**Objective:** Skip the pictures and repeat each line of the data exactly.
## Begin Recorded data
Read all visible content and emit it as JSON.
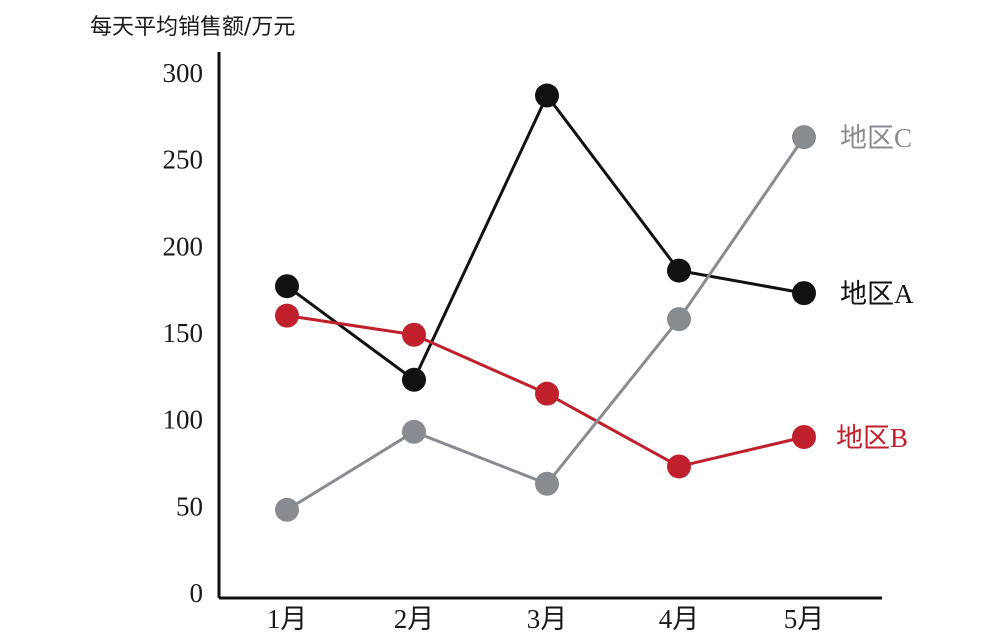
{
  "chart_data": {
    "type": "line",
    "title": "",
    "ylabel": "每天平均销售额/万元",
    "xlabel": "",
    "categories": [
      "1月",
      "2月",
      "3月",
      "4月",
      "5月"
    ],
    "y_ticks": [
      "0",
      "50",
      "100",
      "150",
      "200",
      "250",
      "300"
    ],
    "ylim": [
      0,
      300
    ],
    "grid": false,
    "legend": "inline labels at line ends",
    "series": [
      {
        "name": "地区A",
        "color": "#111111",
        "values": [
          177,
          123,
          287,
          186,
          173
        ]
      },
      {
        "name": "地区B",
        "color": "#c0202c",
        "values": [
          160,
          149,
          115,
          73,
          90
        ]
      },
      {
        "name": "地区C",
        "color": "#888b90",
        "values": [
          48,
          93,
          63,
          158,
          263
        ]
      }
    ]
  }
}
## End Recorded data
**Exercise result:**
Read all visible content and emit it as JSON.
{
  "chart_data": {
    "type": "line",
    "title": "",
    "ylabel": "每天平均销售额/万元",
    "xlabel": "",
    "categories": [
      "1月",
      "2月",
      "3月",
      "4月",
      "5月"
    ],
    "y_ticks": [
      "0",
      "50",
      "100",
      "150",
      "200",
      "250",
      "300"
    ],
    "ylim": [
      0,
      300
    ],
    "grid": false,
    "legend": "inline labels at line ends",
    "series": [
      {
        "name": "地区A",
        "color": "#111111",
        "values": [
          177,
          123,
          287,
          186,
          173
        ]
      },
      {
        "name": "地区B",
        "color": "#c0202c",
        "values": [
          160,
          149,
          115,
          73,
          90
        ]
      },
      {
        "name": "地区C",
        "color": "#888b90",
        "values": [
          48,
          93,
          63,
          158,
          263
        ]
      }
    ]
  }
}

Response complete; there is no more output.